§ Do this:
Output all lines exactly, with nothing added or dropped.

>> Begin Supplied material

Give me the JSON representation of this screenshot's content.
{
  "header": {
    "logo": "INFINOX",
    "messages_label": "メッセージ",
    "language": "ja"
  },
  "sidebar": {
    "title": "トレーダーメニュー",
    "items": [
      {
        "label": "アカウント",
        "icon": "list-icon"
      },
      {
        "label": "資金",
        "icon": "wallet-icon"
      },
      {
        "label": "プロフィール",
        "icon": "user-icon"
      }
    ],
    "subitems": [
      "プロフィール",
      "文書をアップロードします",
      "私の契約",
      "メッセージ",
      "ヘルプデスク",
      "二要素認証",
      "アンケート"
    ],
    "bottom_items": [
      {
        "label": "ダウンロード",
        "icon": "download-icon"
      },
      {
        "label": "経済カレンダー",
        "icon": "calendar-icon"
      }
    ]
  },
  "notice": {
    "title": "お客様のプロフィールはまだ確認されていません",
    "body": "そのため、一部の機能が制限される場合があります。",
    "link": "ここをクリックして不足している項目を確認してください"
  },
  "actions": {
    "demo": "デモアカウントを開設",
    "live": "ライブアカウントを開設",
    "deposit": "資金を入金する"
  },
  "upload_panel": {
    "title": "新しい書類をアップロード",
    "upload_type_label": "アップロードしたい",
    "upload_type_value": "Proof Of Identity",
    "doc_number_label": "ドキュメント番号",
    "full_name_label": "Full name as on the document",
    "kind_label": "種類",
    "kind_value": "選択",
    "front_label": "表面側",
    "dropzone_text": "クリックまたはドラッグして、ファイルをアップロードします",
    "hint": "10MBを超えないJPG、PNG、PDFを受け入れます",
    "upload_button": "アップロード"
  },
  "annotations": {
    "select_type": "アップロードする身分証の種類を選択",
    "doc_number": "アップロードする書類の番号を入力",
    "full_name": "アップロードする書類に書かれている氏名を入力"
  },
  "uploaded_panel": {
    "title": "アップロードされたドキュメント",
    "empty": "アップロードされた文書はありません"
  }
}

>> End Supplied material

§ Complete response:
Give me the JSON representation of this screenshot's content.
{
  "header": {
    "logo": "INFINOX",
    "messages_label": "メッセージ",
    "language": "ja"
  },
  "sidebar": {
    "title": "トレーダーメニュー",
    "items": [
      {
        "label": "アカウント",
        "icon": "list-icon"
      },
      {
        "label": "資金",
        "icon": "wallet-icon"
      },
      {
        "label": "プロフィール",
        "icon": "user-icon"
      }
    ],
    "subitems": [
      "プロフィール",
      "文書をアップロードします",
      "私の契約",
      "メッセージ",
      "ヘルプデスク",
      "二要素認証",
      "アンケート"
    ],
    "bottom_items": [
      {
        "label": "ダウンロード",
        "icon": "download-icon"
      },
      {
        "label": "経済カレンダー",
        "icon": "calendar-icon"
      }
    ]
  },
  "notice": {
    "title": "お客様のプロフィールはまだ確認されていません",
    "body": "そのため、一部の機能が制限される場合があります。",
    "link": "ここをクリックして不足している項目を確認してください"
  },
  "actions": {
    "demo": "デモアカウントを開設",
    "live": "ライブアカウントを開設",
    "deposit": "資金を入金する"
  },
  "upload_panel": {
    "title": "新しい書類をアップロード",
    "upload_type_label": "アップロードしたい",
    "upload_type_value": "Proof Of Identity",
    "doc_number_label": "ドキュメント番号",
    "full_name_label": "Full name as on the document",
    "kind_label": "種類",
    "kind_value": "選択",
    "front_label": "表面側",
    "dropzone_text": "クリックまたはドラッグして、ファイルをアップロードします",
    "hint": "10MBを超えないJPG、PNG、PDFを受け入れます",
    "upload_button": "アップロード"
  },
  "annotations": {
    "select_type": "アップロードする身分証の種類を選択",
    "doc_number": "アップロードする書類の番号を入力",
    "full_name": "アップロードする書類に書かれている氏名を入力"
  },
  "uploaded_panel": {
    "title": "アップロードされたドキュメント",
    "empty": "アップロードされた文書はありません"
  }
}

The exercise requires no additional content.